Your goal ::
Give only the number of lines in these records that contain the word "title".

Data provided ::
::::::::
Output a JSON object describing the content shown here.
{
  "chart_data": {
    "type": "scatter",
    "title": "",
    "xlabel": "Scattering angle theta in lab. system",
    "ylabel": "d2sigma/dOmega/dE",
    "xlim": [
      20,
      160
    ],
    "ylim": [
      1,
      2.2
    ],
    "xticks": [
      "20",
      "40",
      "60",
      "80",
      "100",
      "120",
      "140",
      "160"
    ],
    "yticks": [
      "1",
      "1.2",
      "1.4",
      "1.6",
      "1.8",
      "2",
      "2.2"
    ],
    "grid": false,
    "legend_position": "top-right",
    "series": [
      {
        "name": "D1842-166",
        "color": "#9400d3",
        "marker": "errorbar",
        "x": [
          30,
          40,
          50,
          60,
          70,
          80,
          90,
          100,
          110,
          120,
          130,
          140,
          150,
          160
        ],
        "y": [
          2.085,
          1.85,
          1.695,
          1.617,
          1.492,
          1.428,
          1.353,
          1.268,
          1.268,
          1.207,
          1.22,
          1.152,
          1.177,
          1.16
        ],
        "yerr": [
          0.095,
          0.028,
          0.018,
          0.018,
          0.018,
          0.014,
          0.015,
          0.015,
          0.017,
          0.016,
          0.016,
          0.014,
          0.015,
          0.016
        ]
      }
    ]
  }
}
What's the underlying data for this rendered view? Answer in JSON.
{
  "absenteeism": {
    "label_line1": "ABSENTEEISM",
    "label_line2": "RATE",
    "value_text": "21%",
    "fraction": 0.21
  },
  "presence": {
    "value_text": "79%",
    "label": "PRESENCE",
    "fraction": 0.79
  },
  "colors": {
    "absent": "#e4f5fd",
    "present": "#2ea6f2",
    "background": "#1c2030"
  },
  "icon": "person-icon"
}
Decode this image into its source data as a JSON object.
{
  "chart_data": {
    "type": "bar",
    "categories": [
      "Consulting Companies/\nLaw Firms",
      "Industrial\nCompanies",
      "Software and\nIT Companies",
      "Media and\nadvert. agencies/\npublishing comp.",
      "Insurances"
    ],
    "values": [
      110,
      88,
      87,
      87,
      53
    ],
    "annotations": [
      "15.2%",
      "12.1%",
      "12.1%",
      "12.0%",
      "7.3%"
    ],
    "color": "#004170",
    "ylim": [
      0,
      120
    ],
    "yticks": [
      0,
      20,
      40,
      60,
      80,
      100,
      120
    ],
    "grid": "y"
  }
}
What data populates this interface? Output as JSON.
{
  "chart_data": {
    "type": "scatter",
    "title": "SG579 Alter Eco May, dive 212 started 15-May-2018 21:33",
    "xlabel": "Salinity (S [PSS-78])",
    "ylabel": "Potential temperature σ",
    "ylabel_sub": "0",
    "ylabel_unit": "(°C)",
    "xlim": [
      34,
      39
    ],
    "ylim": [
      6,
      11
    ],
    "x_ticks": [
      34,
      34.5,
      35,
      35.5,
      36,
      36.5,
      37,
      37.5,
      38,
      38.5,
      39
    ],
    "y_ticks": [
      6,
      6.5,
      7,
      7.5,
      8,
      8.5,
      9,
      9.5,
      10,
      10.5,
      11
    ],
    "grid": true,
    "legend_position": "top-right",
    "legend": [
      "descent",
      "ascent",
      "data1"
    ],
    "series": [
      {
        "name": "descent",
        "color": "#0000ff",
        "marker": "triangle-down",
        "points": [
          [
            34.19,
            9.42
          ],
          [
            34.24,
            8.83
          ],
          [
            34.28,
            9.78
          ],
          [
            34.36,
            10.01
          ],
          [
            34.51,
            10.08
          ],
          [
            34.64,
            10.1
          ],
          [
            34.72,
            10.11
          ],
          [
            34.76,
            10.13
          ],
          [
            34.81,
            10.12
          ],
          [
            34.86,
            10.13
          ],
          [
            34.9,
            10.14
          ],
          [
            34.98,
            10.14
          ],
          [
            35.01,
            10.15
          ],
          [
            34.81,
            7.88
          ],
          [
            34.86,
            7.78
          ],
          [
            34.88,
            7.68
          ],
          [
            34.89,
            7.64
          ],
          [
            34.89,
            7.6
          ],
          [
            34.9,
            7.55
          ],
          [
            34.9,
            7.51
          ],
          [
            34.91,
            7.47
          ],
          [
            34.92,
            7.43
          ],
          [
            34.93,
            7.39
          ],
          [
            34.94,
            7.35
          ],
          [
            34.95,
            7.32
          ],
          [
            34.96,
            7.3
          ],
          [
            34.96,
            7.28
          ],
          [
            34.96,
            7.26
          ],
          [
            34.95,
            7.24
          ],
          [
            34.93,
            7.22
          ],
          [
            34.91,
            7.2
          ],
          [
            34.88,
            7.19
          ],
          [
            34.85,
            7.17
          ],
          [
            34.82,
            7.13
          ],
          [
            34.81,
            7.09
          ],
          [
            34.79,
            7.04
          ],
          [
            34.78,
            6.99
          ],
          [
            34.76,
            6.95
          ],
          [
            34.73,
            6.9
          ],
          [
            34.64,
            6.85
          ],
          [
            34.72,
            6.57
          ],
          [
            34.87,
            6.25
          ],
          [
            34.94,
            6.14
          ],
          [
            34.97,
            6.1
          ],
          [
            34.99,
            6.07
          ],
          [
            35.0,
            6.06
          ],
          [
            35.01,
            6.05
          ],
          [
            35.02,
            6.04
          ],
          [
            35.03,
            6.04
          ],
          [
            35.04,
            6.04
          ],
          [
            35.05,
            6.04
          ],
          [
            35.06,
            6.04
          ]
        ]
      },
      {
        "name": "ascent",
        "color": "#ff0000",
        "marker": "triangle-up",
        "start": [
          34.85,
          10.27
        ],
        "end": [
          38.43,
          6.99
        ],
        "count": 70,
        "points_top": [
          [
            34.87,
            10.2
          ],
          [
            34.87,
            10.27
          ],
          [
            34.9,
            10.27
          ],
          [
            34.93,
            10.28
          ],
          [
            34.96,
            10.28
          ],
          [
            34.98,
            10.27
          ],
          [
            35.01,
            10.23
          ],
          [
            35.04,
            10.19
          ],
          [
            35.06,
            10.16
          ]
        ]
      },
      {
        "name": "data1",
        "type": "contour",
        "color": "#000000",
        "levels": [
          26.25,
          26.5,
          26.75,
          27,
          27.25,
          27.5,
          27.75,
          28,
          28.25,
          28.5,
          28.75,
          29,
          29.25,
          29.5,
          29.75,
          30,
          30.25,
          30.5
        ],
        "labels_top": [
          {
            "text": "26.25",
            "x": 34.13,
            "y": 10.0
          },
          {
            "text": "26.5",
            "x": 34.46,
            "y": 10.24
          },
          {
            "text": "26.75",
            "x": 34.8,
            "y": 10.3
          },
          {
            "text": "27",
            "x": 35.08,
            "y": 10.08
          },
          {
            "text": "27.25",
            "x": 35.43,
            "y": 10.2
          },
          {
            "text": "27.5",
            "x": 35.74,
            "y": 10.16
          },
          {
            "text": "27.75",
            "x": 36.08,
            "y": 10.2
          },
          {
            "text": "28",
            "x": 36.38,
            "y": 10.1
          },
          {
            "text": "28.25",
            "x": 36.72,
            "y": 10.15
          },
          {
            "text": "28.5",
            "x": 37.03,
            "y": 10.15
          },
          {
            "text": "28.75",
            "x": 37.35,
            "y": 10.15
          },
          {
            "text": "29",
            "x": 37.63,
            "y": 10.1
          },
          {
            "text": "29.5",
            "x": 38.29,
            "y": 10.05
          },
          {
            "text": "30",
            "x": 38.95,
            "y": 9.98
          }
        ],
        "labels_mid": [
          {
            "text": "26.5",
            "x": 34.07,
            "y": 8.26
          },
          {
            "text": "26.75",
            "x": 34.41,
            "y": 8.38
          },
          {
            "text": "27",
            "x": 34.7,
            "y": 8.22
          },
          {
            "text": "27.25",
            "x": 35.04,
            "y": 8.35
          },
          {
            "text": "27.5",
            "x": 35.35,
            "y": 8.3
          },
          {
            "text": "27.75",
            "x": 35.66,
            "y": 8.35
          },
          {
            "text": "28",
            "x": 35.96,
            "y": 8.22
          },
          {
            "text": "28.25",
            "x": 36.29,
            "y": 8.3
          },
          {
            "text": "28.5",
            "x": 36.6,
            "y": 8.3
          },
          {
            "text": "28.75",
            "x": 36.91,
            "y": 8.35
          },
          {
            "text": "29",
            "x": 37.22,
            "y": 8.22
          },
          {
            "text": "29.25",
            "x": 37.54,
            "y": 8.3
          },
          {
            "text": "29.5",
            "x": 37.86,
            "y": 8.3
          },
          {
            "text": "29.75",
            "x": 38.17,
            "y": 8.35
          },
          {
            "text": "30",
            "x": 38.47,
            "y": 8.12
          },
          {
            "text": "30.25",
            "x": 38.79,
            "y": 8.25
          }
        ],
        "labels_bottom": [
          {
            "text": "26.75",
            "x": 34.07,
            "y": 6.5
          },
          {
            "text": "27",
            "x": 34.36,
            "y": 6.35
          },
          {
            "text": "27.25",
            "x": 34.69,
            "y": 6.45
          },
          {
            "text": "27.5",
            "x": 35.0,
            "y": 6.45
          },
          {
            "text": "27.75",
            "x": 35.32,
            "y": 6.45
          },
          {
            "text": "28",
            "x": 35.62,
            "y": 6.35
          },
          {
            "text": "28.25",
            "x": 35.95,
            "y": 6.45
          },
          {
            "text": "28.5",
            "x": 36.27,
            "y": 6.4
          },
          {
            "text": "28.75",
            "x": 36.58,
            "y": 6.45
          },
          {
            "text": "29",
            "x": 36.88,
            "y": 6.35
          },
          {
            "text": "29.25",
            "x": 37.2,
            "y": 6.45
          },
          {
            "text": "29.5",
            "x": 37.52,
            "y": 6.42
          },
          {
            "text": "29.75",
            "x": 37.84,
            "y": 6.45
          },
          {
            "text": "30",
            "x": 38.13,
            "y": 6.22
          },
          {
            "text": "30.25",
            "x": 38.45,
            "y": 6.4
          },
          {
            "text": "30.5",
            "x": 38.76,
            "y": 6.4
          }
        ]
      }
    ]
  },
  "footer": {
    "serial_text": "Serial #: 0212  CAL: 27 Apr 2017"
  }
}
::::::::
The solution ::
2